**YOUR OBJECTIVE:** In the blog entry below, who did the writer go to tea time with to avoid seeing Bun?

**TEXT PASSAGE:**
------
Friday, October 23, 2009

Night

I have sooooo many thoughts going on inside my brain now that I can't actually make a good arrangement about what am I going to write down now, so bear with me if my phrases doesn't make any sense to you.


This is me.



Early, early in the morning, I was awaken by Bun because he was lying beside me, and I sense a bit of weirdness going on because he's like trying to calm down and pretend to fall asleep.



His tears were flowing down like pearls.



Although I'm still sleepy, but I couldn't hold on and asked him what happened. He didn't say anything and just try to hug me more tight than before.


I sensed something wrong in him. I asked him once again: What's going wrong?



He said he's touched by a real life story written in a forum by a girl herself.



Actually I found it kinda funny for this reason but still I wanna know what's the storyline and so I can know which part of the story makes him feel touched.



Oh my, the story is very COMPLICATED indeed! You may wanna read it yourself: CLICK HERE! (Chinese ONLY!)


After hearing (and read the whole story) the storyline, I really DO think that this is more to simple-minded instead of touching.


Somehow, the point of view of mine thinking this girl is simple-minded upset Bun and his attitude become serious when talk to me. This is what fume up the whole big fight thingy.



I am so pissed-off. I refuse to talk to him even for a word. I even refuse to eat the rice I think he purposely bought for me to make me happy in the afternoon.


I even ran out of house (not ran out actually, he knows this) and went to tea time with Kei just to avoid seeing him.


But he gave in. He can't stand the awkwardness and asked me to forgive him. And I did. This is how arguments end.



And I guess this is how people, a man and a woman, protect their marriage. One have to gave in, when another forgives and cheer the other one up.


But still, when darkness falls, time like this, of me being alone, I will think back all the things we have done.


And sometimes, I felt that he's not doing enough/ not treating me good enough.


Of course, I will ask myself: Am I asking too much from him? The answer is always yes.


I never wanna tell him how I wish he can treat me like this this this or I think you can do better by doing this this this or whatsoever because I don't wanna spoil his own ego. But sometimes I just can't take it that knowing he's not doing enough for me/ this family.



Doubting his efforts for this family also makes me question my life at the same time.



No one knows, but deep inside my heart, I always hope that I can achieve something. I want to achieve something. Something that will be mine, always, forever, until the day I die.
------
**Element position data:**
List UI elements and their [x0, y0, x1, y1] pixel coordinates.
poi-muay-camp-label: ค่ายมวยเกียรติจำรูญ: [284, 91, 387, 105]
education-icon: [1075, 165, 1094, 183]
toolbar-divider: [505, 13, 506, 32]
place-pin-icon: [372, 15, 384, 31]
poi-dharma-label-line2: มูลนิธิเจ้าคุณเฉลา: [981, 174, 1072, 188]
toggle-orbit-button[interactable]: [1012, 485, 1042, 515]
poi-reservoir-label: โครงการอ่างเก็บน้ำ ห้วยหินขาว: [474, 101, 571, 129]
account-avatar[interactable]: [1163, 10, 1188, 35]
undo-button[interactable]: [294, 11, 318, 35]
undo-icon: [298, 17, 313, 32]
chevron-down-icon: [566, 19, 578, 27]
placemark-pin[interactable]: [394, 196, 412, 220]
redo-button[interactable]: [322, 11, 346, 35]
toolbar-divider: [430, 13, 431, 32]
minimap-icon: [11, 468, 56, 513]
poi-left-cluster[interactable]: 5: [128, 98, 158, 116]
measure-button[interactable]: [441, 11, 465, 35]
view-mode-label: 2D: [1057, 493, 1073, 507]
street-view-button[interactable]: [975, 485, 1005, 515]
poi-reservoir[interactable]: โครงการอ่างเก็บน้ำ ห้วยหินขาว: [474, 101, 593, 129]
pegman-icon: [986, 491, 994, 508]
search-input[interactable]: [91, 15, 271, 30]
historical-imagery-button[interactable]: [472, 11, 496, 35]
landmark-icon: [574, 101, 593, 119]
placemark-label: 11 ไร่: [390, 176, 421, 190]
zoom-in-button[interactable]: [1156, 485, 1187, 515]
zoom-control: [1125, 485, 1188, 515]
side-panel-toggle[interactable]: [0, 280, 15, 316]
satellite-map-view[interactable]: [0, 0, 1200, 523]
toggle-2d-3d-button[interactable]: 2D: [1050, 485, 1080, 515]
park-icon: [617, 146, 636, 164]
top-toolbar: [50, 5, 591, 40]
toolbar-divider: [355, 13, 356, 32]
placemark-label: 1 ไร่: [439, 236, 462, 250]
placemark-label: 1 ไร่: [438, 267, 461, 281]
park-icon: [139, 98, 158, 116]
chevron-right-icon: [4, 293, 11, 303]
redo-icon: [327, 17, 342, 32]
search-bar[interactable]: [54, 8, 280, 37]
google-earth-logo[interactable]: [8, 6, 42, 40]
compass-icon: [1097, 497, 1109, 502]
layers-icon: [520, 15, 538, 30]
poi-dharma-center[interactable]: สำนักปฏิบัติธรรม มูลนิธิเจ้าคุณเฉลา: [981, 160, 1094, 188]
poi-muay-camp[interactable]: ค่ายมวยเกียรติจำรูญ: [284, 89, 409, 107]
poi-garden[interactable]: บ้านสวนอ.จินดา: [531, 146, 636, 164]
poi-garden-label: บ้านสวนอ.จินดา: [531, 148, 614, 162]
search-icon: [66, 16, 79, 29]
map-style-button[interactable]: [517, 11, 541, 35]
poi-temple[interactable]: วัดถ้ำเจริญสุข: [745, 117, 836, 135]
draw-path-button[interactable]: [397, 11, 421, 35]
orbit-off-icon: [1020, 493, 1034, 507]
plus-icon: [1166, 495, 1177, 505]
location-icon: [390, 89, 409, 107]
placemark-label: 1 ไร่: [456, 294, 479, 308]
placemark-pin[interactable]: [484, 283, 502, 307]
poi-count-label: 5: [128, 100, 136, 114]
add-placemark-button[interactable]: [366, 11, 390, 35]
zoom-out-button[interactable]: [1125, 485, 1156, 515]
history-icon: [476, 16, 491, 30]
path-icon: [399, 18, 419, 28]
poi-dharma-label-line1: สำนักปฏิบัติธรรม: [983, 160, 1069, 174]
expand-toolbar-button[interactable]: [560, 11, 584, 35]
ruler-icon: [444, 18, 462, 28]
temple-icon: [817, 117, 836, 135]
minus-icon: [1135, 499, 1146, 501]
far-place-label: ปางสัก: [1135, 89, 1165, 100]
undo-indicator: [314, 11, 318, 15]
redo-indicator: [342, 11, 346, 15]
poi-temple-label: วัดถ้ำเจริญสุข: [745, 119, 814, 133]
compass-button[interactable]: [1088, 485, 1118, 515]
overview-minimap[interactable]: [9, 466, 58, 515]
------
**THE ANSWER:** Kei